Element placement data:
BEGIN
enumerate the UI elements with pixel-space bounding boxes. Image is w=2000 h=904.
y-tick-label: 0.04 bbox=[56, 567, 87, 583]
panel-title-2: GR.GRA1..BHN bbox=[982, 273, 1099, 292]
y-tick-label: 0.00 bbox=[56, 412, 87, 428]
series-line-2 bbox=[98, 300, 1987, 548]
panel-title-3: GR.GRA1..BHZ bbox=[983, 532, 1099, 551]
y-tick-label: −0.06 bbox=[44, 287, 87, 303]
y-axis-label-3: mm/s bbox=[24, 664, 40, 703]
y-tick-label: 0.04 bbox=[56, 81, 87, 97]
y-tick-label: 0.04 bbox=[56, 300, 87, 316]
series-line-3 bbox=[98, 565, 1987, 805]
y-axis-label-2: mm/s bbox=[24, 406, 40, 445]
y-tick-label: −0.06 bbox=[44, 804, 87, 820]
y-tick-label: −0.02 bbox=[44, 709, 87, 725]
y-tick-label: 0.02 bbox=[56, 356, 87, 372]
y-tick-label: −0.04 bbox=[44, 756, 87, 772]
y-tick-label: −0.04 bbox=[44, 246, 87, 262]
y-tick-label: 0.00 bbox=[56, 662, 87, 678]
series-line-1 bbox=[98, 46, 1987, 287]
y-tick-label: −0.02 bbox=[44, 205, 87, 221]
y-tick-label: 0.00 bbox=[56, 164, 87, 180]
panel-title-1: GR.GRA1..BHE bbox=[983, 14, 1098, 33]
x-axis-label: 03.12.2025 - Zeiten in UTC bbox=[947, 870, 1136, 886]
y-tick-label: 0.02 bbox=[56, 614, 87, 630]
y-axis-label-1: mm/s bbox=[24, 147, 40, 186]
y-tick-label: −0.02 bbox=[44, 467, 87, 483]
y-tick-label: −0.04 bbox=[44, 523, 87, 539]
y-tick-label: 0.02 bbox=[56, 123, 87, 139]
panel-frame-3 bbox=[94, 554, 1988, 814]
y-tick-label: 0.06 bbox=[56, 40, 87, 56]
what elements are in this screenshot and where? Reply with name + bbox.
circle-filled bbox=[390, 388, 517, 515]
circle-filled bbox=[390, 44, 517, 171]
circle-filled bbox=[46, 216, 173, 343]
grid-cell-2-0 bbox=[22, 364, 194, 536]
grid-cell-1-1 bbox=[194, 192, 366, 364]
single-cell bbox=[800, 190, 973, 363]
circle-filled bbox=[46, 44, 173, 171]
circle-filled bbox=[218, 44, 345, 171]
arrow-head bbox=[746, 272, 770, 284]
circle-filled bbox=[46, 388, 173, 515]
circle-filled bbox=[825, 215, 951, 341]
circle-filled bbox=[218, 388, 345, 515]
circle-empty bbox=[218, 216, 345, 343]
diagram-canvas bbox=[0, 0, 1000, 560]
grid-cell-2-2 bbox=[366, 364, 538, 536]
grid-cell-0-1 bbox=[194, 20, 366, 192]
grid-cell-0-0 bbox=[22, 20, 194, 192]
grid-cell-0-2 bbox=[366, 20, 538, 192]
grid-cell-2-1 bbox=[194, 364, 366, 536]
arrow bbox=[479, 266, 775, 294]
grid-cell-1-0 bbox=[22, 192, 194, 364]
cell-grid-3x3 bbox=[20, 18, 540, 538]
END
### YOUR TASK
Turn every line of the data above into a numbered list, dropping any blank lines.

### FINISHED TASK
1. enumerate the UI elements with pixel-space bounding boxes. Image is w=2000 h=904.
2. y-tick-label: 0.04 bbox=[56, 567, 87, 583]
3. panel-title-2: GR.GRA1..BHN bbox=[982, 273, 1099, 292]
4. y-tick-label: 0.00 bbox=[56, 412, 87, 428]
5. series-line-2 bbox=[98, 300, 1987, 548]
6. panel-title-3: GR.GRA1..BHZ bbox=[983, 532, 1099, 551]
7. y-tick-label: −0.06 bbox=[44, 287, 87, 303]
8. y-axis-label-3: mm/s bbox=[24, 664, 40, 703]
9. y-tick-label: 0.04 bbox=[56, 81, 87, 97]
10. y-tick-label: 0.04 bbox=[56, 300, 87, 316]
11. series-line-3 bbox=[98, 565, 1987, 805]
12. y-axis-label-2: mm/s bbox=[24, 406, 40, 445]
13. y-tick-label: −0.06 bbox=[44, 804, 87, 820]
14. y-tick-label: −0.02 bbox=[44, 709, 87, 725]
15. y-tick-label: 0.02 bbox=[56, 356, 87, 372]
16. y-tick-label: −0.04 bbox=[44, 756, 87, 772]
17. y-tick-label: −0.04 bbox=[44, 246, 87, 262]
18. y-tick-label: 0.00 bbox=[56, 662, 87, 678]
19. series-line-1 bbox=[98, 46, 1987, 287]
20. y-tick-label: −0.02 bbox=[44, 205, 87, 221]
21. y-tick-label: 0.00 bbox=[56, 164, 87, 180]
22. panel-title-1: GR.GRA1..BHE bbox=[983, 14, 1098, 33]
23. x-axis-label: 03.12.2025 - Zeiten in UTC bbox=[947, 870, 1136, 886]
24. y-tick-label: 0.02 bbox=[56, 614, 87, 630]
25. y-axis-label-1: mm/s bbox=[24, 147, 40, 186]
26. y-tick-label: −0.02 bbox=[44, 467, 87, 483]
27. y-tick-label: −0.04 bbox=[44, 523, 87, 539]
28. y-tick-label: 0.02 bbox=[56, 123, 87, 139]
29. panel-frame-3 bbox=[94, 554, 1988, 814]
30. y-tick-label: 0.06 bbox=[56, 40, 87, 56]
31. what elements are in this screenshot and where? Reply with name + bbox.
32. circle-filled bbox=[390, 388, 517, 515]
33. circle-filled bbox=[390, 44, 517, 171]
34. circle-filled bbox=[46, 216, 173, 343]
35. grid-cell-2-0 bbox=[22, 364, 194, 536]
36. grid-cell-1-1 bbox=[194, 192, 366, 364]
37. single-cell bbox=[800, 190, 973, 363]
38. circle-filled bbox=[46, 44, 173, 171]
39. circle-filled bbox=[218, 44, 345, 171]
40. arrow-head bbox=[746, 272, 770, 284]
41. circle-filled bbox=[46, 388, 173, 515]
42. circle-filled bbox=[825, 215, 951, 341]
43. circle-filled bbox=[218, 388, 345, 515]
44. circle-empty bbox=[218, 216, 345, 343]
45. diagram-canvas bbox=[0, 0, 1000, 560]
46. grid-cell-2-2 bbox=[366, 364, 538, 536]
47. grid-cell-0-1 bbox=[194, 20, 366, 192]
48. grid-cell-0-0 bbox=[22, 20, 194, 192]
49. grid-cell-0-2 bbox=[366, 20, 538, 192]
50. grid-cell-2-1 bbox=[194, 364, 366, 536]
51. arrow bbox=[479, 266, 775, 294]
52. grid-cell-1-0 bbox=[22, 192, 194, 364]
53. cell-grid-3x3 bbox=[20, 18, 540, 538]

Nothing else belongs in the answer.